Figure content listings
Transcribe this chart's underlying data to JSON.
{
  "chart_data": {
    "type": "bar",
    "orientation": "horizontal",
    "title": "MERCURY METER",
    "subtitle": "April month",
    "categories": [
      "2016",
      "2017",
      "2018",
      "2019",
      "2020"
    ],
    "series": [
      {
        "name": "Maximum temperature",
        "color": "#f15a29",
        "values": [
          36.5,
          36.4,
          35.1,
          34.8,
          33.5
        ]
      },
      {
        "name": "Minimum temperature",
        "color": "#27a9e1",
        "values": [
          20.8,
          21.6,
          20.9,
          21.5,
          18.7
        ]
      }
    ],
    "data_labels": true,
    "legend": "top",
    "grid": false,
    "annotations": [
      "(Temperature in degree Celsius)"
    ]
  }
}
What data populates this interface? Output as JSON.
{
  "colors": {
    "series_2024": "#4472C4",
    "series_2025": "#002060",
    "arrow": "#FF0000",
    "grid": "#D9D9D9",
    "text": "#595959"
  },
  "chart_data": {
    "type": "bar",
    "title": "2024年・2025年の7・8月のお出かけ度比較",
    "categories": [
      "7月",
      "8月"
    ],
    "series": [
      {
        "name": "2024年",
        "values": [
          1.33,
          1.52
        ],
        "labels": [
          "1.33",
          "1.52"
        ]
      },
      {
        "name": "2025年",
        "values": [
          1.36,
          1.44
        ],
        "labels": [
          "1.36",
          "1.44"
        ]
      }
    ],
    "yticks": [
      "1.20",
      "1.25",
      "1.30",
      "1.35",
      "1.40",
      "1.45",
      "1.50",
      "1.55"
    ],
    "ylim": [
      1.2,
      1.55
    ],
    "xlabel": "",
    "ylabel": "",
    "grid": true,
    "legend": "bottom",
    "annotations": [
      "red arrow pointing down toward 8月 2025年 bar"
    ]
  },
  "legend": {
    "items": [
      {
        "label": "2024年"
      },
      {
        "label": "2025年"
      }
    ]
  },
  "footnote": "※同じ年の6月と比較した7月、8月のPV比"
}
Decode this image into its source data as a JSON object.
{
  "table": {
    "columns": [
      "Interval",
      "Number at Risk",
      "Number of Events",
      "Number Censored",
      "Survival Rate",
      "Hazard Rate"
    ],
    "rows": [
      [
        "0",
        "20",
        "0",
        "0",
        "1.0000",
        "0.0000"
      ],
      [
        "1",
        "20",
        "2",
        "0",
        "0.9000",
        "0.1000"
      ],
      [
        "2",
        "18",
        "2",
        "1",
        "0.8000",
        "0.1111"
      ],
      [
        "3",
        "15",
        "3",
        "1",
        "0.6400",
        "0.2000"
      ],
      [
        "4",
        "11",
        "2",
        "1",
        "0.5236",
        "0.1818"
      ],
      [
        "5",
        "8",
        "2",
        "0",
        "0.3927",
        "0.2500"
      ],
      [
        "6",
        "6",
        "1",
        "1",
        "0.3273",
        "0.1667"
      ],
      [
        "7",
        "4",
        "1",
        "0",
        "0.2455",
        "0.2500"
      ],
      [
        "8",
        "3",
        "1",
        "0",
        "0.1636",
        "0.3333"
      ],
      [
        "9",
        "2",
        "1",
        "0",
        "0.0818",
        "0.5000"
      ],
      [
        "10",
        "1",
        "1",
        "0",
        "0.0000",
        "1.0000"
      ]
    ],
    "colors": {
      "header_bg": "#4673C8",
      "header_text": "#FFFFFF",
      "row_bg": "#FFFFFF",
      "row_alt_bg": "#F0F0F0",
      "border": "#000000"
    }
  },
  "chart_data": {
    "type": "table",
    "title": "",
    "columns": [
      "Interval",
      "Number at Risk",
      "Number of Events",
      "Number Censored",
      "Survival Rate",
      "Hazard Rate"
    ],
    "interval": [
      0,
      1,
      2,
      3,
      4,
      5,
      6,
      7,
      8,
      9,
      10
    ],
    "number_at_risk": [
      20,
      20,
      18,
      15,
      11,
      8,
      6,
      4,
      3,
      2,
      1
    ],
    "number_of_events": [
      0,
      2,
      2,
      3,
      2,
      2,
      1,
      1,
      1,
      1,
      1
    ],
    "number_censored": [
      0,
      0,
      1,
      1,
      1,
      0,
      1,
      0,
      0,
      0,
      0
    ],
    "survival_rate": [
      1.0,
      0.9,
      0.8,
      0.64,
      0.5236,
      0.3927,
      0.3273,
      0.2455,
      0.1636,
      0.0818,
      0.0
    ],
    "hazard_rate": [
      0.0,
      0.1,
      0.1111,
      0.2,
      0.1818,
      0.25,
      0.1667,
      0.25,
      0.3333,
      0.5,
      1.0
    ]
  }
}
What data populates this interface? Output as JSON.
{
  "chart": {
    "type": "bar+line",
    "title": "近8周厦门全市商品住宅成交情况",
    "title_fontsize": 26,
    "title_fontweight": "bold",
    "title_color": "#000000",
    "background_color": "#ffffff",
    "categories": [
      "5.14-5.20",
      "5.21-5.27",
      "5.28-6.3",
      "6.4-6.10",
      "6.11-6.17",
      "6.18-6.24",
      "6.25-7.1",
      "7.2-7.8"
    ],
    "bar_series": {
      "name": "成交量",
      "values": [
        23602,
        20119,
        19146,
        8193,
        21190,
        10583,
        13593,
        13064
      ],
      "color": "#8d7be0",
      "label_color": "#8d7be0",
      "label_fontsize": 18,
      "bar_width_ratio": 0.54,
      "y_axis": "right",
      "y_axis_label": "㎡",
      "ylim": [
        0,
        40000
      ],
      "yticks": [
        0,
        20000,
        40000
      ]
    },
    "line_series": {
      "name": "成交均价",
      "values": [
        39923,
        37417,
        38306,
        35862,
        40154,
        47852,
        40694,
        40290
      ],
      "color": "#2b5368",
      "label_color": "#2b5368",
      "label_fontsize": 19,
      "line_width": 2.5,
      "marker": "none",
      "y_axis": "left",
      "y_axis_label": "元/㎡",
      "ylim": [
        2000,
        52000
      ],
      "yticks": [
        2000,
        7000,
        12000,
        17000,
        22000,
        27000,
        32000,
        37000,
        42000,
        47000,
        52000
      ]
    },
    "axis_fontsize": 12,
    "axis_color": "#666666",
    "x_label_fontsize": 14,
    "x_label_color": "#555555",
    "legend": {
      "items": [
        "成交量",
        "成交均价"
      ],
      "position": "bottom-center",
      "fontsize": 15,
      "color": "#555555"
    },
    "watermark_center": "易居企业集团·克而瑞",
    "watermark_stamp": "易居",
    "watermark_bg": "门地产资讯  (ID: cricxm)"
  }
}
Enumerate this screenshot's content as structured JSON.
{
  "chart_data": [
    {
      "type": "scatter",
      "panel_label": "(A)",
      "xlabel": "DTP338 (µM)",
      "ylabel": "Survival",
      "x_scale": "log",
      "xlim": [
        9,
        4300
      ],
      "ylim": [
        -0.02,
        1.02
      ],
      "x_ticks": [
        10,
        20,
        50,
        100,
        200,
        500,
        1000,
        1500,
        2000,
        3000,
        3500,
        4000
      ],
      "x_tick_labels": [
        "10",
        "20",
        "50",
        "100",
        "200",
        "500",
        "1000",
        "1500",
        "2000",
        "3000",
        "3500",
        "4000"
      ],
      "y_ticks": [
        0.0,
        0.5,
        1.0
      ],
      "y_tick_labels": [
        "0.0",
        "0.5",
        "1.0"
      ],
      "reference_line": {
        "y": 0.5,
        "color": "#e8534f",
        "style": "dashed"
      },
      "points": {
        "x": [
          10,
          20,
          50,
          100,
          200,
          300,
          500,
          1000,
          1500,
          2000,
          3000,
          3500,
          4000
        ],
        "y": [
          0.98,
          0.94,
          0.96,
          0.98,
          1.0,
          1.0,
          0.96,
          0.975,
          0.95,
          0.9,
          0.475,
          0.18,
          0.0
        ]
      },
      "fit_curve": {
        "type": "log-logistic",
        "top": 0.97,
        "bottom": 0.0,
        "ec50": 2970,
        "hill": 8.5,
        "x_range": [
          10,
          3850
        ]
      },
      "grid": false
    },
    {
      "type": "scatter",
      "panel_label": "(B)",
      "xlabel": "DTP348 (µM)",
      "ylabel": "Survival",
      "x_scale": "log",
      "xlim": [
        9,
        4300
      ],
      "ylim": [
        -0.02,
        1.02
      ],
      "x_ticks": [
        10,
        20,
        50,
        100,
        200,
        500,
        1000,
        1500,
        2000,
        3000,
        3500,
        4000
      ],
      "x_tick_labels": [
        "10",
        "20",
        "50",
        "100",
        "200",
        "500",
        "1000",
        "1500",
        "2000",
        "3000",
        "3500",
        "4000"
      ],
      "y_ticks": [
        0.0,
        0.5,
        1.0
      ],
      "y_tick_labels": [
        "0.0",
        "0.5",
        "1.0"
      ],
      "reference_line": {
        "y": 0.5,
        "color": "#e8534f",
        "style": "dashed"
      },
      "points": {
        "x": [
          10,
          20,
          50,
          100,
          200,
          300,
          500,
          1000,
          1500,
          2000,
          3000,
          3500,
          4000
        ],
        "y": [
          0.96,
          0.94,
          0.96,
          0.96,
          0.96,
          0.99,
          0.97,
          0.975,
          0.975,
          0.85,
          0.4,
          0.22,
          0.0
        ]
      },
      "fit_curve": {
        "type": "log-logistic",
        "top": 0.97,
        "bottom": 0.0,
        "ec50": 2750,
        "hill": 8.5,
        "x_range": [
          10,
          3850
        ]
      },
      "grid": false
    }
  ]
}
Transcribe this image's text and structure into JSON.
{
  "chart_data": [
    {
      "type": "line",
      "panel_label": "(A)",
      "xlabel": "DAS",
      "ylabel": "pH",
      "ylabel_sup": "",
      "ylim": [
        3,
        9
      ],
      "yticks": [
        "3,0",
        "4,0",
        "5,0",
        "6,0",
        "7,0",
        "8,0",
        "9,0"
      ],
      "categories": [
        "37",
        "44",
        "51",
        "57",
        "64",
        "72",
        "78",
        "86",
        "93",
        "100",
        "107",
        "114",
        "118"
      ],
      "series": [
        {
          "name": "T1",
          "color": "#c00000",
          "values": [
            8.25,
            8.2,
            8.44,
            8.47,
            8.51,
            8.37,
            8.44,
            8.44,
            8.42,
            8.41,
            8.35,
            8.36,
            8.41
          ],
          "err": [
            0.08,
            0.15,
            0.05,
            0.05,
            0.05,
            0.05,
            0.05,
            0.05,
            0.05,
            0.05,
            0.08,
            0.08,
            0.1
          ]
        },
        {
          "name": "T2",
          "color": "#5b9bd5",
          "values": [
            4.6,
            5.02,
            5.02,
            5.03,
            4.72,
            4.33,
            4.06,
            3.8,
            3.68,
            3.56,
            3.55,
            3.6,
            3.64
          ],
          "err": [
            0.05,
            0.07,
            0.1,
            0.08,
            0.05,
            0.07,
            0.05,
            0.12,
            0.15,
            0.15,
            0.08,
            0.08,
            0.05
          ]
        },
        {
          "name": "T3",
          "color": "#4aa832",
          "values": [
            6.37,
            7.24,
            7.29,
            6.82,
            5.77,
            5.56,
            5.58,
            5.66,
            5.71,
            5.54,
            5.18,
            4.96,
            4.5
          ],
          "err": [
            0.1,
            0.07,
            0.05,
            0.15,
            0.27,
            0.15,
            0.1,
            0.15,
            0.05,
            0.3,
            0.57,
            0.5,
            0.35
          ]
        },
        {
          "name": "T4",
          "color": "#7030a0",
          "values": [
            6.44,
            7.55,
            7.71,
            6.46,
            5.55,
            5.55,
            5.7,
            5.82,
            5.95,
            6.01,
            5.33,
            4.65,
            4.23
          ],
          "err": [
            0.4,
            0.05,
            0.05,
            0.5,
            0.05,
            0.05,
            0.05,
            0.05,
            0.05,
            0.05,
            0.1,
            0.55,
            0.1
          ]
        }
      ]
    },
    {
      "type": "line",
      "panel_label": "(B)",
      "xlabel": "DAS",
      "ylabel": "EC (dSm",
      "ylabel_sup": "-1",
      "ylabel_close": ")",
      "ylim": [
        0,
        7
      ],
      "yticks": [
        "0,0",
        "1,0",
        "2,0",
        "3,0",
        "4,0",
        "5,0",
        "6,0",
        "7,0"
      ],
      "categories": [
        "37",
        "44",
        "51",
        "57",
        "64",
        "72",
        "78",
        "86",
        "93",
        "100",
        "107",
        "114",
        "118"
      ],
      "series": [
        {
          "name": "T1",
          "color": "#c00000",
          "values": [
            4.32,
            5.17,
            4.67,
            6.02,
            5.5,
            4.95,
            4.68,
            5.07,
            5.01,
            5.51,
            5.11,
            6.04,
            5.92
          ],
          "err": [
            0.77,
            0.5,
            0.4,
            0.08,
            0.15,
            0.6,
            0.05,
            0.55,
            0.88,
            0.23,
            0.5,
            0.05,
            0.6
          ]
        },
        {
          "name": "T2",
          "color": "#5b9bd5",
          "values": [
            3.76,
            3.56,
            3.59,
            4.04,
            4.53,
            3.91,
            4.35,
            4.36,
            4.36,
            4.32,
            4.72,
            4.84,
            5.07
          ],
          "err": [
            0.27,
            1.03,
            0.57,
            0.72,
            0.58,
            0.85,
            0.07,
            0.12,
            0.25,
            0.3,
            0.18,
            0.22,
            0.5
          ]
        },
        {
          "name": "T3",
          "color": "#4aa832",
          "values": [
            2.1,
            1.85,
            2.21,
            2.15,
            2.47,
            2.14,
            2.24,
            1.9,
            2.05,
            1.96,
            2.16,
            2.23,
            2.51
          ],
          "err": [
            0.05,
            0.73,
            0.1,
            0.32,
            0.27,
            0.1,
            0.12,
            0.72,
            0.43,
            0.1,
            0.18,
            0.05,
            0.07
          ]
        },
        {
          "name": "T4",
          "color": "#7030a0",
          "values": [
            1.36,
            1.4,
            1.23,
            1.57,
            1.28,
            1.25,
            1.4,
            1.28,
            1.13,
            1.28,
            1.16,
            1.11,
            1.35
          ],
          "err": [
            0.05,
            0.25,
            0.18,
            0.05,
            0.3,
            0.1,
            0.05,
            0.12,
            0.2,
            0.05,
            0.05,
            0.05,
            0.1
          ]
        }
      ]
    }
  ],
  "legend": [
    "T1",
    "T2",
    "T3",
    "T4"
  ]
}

Task details
Filter the records down to the lines that contain the string "arrow", and copy those lines.

Right answer
    "arrow": "#FF0000",
      "red arrow pointing down toward 8月 2025年 bar"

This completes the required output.